**Supplied passage:**
* * * * * * *

# What attracted Einstein to the anomalous precession of Mercury?

The story is usually told starting with Einstein's 1915 paper Explanation of the Perihelion Motion of Mercury from General Relativity Theory, or at least its drafts from 1913-14. It was the first triumph of general relativity. But how did Einstein zero in on Mercury in the first place?

Einstein's early work seems to be rather distant from astronomy. Special relativity grew out of classical electrodynamics, as did the photoelectric effect, the work on heat and Brownian motion is far from astronomy too. Even general relativity was driven by philosophical concerns about general covariance, etc., rather than empirical issues in astronomy. I am not sure how well the Mercury's anomaly was known at the time, but Kelvin and others did not mention it as one of the "clouds". While developing general relativity Einstein learned of tensor calculus from a geometer friend, perhaps he had an astronomer friend as well?

Who or what attracted Einstein's attention to Mercury, and when? What alerted him to the idea that Mercury's case was different from all those other cases, when a mundane explanation was involved?

Another twist is that special relativity combined with the inverse square law already causes elliptic orbits to precess. Sommerfeld knew that at least by 1916, when he refined Bohr's model of the hydrogen atom by using precessing elliptic orbits under special relativity kinematics. A calculation on Physics SE shows that this effect can account for about 7" out of 43" per century of Mercury's anomalous precession.

Was Einstein or his contemporaries aware of this effect for Mercury before 1915, and how did it reflect on special relativity if they were?

EDIT: VicAche's answer below led me to Conquering the Perihelion chapter in Kevin Brown's book Reflections on Relativity, which gives the whole story summarized below.

Einstein first mentions Mercury in a letter to Habicht in 1907:"At the moment I am working on a relativistic analysis of the law of gravitation by means of which I hope to explain the still unexplained secular changes in the perihelion of Mercury." He most likely got the idea from Mach's Science of Mechanics, which mentions "Paul Gerber alone, from the perihelial motion of Mercury, forty-one seconds in a century, finds the velocity of propagation of gravitation to be the same as that of light." This directly suggested that Mercury's anomaly, unlike many others, was relativistic.

Back in 1906 Seeliger gave an alternative solar corona explanation, which convinced many of his contemporaries, but not Einstein. And not Poincare, who mentioned in 1908 book Science and Method that special relativity already predicts an advance of 7" for Mercury’s perihelion. He further wrote (answering my second question):"This cannot be regarded as an argument in favor of the new dynamics, since we still have to seek another explanation of the greater part of the anomaly connected with Mercury, but still less can it be regarded as an argument against it." This likely confirmed the relativistic nature of the anomaly in Einstein's eyes. Einstein's original version of a new gravity theory ("Entwurf") first predicted negative precession, and then 18" instead of 45", which was one of three reasons he cited for abandoning it in favor of what we now call general relativity.

* * * * * * *

**Supplied material:**
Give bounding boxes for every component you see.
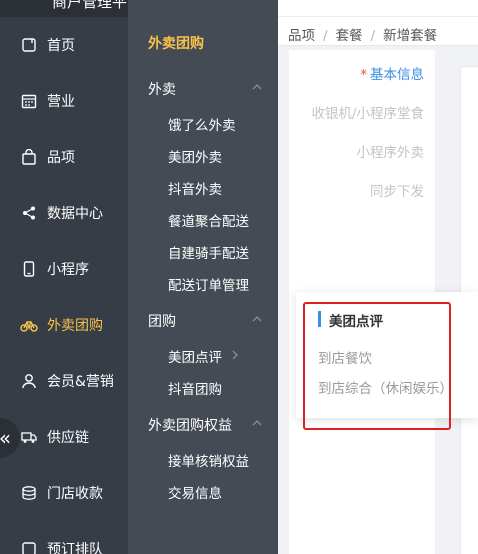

* * * * * * *

**The problem:** In the piece on Mercury's precession, why did Poincaré hold that special relativity's predicted 7" advance could not count as an argument in favor of the new dynamics? Answer in one to three sentences. The listing has nothing to do with the piece on Mercury's precession.

**Task response:** Special relativity accounted for only 7" of the anomaly. Poincaré therefore held that another explanation was still needed for the greater part of Mercury's anomaly.